• _YOUR TASK_
Please quote the passage on gyroscopic precession word for word, from "The work above" up to and including "spin (ie rpm).".

• _DOCUMENT SEGMENT_
------------------------------------

You now know enough to complete the motion of your right finger. You know that the downwards force on the south point now is just a perturbation of a pendulum, that the pendulum wants to drop down some, return to middle, go up some, and return to middle while your finger goes once around your head. The amount that it goes down (pendulum's amplitude) is dependant on the strength of the perturbing force, so lets keep that force small enough to cause a maximum two inch displacement. Your finger now starts at the back of your head, swings towards the right and down to a point two inches below your right ear, continues to the front of your head and to your nose, around to the left side and two inches above your left ear, and towards the back and down to the starting position.

The work above is just for a point mass on a string. The hockey puck can be split into many point masses. Since the puck is solid, the perturbing force is spread out to the whole puck and each point mass gets a perturbation whose direction and magnitude is based on its location in the puck. This can be shown easily but exhaustively. To convince yourself, first turn the point mass into a barbell by adding an opposing point mass, then keep adding more point masses.

Phew. We just added two spins. Physicists just add vectors. We draw a vector perpendicular to the disk of revolution to represent spin. It's direction is such that it points the same way as your right thumb if your right fingers were curled around it in the direction of rotation. The vectors length represents the speed of the spin (ie rpm).

For our hockey puck it originally spins ccw from above so it gets a big up vector. Our force imparted on the south point causes a slow rotation about the east-west axis so that gets a small vector pointing east. Do a vector sum and you get a big vector pointing up but leaning to the east, which is consistent with a disk spinning fast in a plane that is tipped from the horizontal down towards the east. (Note that the magnitude of the vector has slightly increased. This is very small for these types of perturbations.) Isn’t that much easier than all that pendulum and finger around the head stuff?

Back to the original purpose: gyroscopic precession...what is it? It is just a manifestation of conservation of angular momentum with a few stipulations. We talk about a 90 degree phase lag of movement from an applied force. In fact, the force creates a moment about the center of rotation, which causes a rotation. That rotation is immediate...there is no lag. We say that there is a lag because our inability to easily perceive rotational dynamics causes us to fall back on linear dynamics.

"I push here, disk should go down here. Disk goes down over there instead. Therefore that disk lags." nope. "I push here, disc rotates. Disk is already rotating, so it IMMEDIATELY changes it's plane and magnitude of rotation." yup.

------------------------------------

(Items from a data collection)
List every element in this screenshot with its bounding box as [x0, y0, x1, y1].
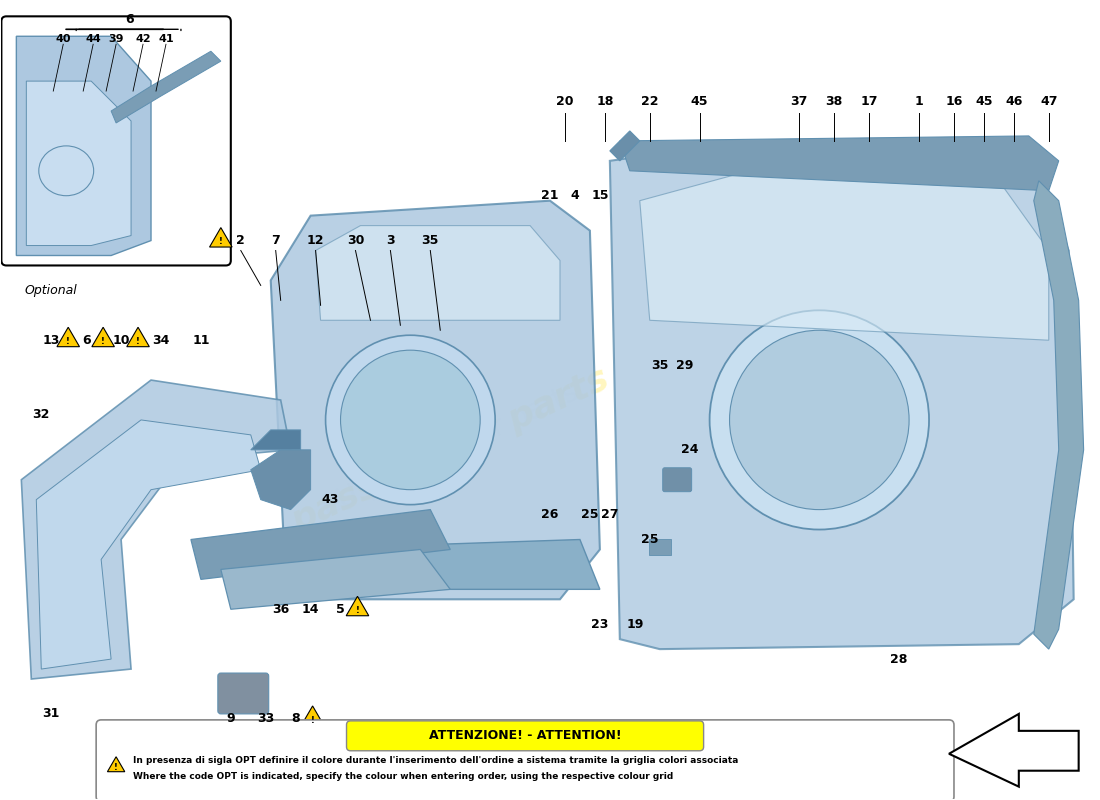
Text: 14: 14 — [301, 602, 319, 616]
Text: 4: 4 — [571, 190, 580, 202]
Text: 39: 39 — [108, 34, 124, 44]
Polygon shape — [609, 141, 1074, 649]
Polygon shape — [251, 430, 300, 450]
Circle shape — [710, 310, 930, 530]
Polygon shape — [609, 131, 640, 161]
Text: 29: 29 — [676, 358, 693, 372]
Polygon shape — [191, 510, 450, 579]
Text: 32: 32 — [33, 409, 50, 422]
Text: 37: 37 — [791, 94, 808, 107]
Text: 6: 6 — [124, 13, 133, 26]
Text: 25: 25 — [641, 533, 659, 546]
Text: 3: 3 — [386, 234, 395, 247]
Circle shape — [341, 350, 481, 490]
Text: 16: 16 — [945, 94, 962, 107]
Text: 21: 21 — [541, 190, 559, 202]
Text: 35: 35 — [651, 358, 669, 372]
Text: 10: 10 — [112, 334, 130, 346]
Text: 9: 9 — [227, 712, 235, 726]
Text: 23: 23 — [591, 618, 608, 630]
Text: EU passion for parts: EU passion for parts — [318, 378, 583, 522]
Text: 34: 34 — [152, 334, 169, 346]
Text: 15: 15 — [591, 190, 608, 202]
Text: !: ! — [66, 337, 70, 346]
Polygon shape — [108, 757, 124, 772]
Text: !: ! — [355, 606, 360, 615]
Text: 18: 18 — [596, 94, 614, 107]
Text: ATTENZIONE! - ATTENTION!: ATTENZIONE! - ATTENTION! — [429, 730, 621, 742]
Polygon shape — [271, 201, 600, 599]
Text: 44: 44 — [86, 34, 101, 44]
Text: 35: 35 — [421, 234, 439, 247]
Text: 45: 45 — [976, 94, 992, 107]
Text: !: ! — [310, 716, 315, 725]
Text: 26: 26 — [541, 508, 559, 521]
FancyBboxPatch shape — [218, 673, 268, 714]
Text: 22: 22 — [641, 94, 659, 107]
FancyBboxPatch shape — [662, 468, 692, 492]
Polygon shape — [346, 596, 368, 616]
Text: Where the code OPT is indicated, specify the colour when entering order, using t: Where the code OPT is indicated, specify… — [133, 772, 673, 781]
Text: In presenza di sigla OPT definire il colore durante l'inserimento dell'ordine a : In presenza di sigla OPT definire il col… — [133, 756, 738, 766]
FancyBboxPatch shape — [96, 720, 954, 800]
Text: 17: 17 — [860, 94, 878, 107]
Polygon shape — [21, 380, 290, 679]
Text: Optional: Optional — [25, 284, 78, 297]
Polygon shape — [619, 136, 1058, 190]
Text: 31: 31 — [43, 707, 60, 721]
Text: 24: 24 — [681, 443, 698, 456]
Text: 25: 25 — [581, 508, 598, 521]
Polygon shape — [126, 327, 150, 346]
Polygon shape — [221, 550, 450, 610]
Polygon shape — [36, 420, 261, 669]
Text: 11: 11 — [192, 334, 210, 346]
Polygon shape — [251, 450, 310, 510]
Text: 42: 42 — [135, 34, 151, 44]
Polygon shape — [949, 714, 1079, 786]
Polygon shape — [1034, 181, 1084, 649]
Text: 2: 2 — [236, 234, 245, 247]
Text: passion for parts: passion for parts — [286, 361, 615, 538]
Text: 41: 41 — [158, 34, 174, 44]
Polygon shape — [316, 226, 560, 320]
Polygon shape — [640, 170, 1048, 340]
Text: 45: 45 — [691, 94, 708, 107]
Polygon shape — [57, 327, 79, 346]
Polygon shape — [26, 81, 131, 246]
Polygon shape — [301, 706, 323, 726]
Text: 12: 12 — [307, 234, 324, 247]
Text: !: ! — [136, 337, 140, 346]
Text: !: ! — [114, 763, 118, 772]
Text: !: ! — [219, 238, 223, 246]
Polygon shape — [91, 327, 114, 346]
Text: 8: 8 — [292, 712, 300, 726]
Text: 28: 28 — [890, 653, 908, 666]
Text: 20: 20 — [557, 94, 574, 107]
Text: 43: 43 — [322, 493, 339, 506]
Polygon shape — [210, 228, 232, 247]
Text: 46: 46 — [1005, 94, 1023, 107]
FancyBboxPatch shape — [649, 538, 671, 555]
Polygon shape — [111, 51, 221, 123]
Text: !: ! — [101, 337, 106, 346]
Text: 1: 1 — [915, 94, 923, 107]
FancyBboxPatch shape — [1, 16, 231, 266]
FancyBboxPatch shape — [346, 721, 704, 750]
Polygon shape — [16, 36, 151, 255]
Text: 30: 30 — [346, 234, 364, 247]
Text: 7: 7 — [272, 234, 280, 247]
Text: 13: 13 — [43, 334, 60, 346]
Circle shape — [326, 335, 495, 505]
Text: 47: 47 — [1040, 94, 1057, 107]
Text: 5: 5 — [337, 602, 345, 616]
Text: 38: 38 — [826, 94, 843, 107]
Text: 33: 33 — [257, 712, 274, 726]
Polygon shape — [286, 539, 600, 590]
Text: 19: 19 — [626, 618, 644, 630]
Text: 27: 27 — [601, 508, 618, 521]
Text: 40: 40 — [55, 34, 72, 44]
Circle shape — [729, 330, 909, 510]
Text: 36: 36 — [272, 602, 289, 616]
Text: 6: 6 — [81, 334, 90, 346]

------------------------------------

• _ANSWER TO THIS EXERCISE_
The work above is just for a point mass on a string. The hockey puck can be split into many point masses. Since the puck is solid, the perturbing force is spread out to the whole puck and each point mass gets a perturbation whose direction and magnitude is based on its location in the puck. This can be shown easily but exhaustively. To convince yourself, first turn the point mass into a barbell by adding an opposing point mass, then keep adding more point masses.

Phew. We just added two spins. Physicists just add vectors. We draw a vector perpendicular to the disk of revolution to represent spin. It's direction is such that it points the same way as your right thumb if your right fingers were curled around it in the direction of rotation. The vectors length represents the speed of the spin (ie rpm).